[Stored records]
- - -

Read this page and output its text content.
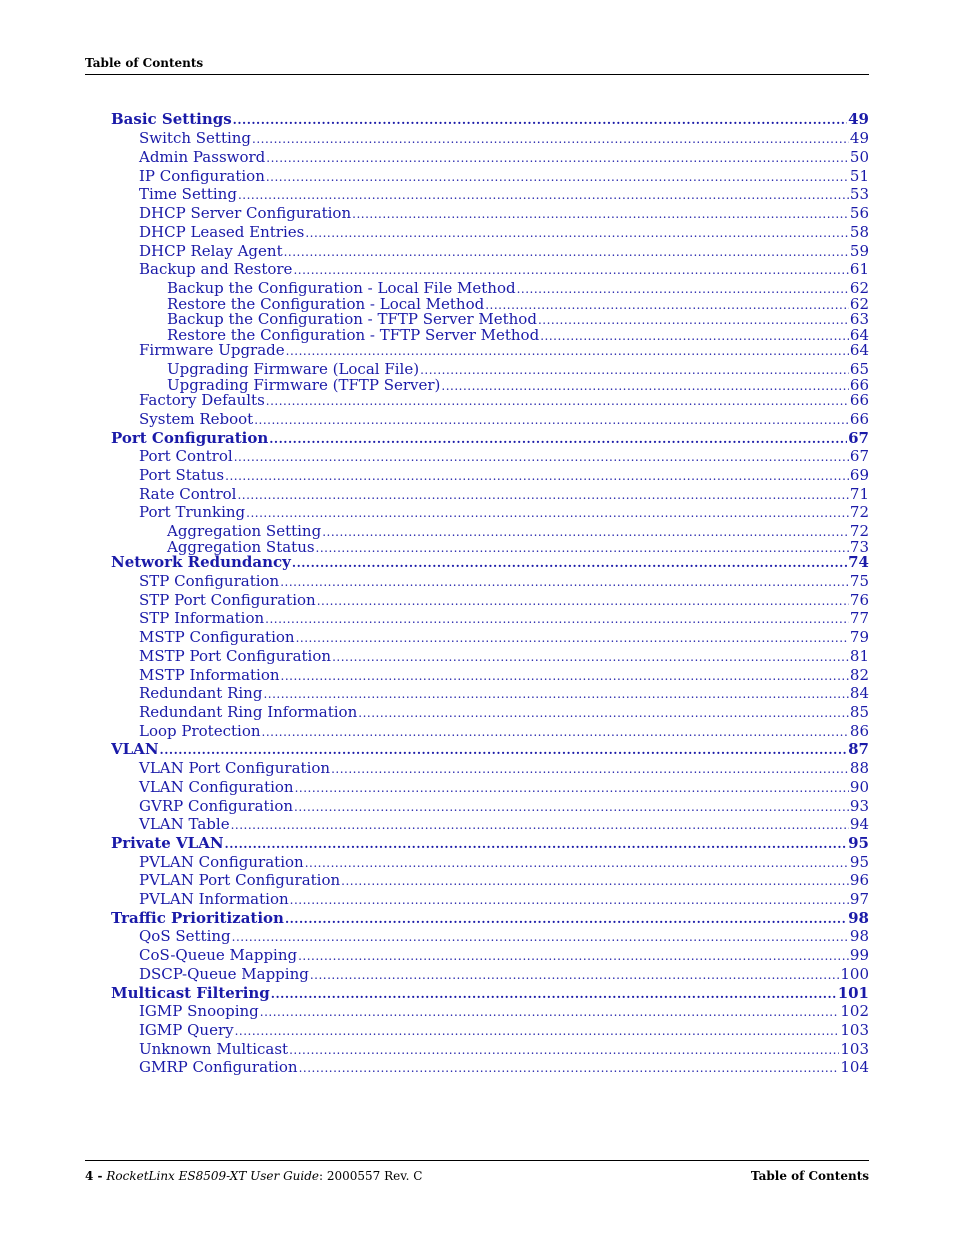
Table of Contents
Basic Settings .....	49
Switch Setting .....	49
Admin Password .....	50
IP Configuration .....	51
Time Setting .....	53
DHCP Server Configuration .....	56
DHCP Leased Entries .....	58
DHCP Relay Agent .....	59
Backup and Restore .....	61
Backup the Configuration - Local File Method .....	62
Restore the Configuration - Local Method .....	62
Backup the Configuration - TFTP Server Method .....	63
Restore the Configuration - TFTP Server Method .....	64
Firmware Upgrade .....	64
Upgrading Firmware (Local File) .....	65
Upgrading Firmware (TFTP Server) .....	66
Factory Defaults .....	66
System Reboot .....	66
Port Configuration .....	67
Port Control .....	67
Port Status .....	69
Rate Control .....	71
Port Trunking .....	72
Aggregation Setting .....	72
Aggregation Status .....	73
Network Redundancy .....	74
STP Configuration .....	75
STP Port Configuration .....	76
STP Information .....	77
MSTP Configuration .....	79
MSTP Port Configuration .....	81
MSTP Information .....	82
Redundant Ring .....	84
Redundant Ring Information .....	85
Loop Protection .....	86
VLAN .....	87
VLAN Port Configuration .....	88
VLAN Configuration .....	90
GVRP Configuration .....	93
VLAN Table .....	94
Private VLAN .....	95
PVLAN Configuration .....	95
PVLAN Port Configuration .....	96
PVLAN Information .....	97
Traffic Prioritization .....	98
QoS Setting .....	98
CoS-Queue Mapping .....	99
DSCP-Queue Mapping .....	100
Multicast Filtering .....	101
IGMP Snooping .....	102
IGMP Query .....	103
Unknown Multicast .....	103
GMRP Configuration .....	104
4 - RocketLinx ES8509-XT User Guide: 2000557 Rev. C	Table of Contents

- - -

Goal
Identify and extract each line of the listing that contains "File".

Worked solution
Backup the Configuration - Local File Method .....	62
Upgrading Firmware (Local File) .....	65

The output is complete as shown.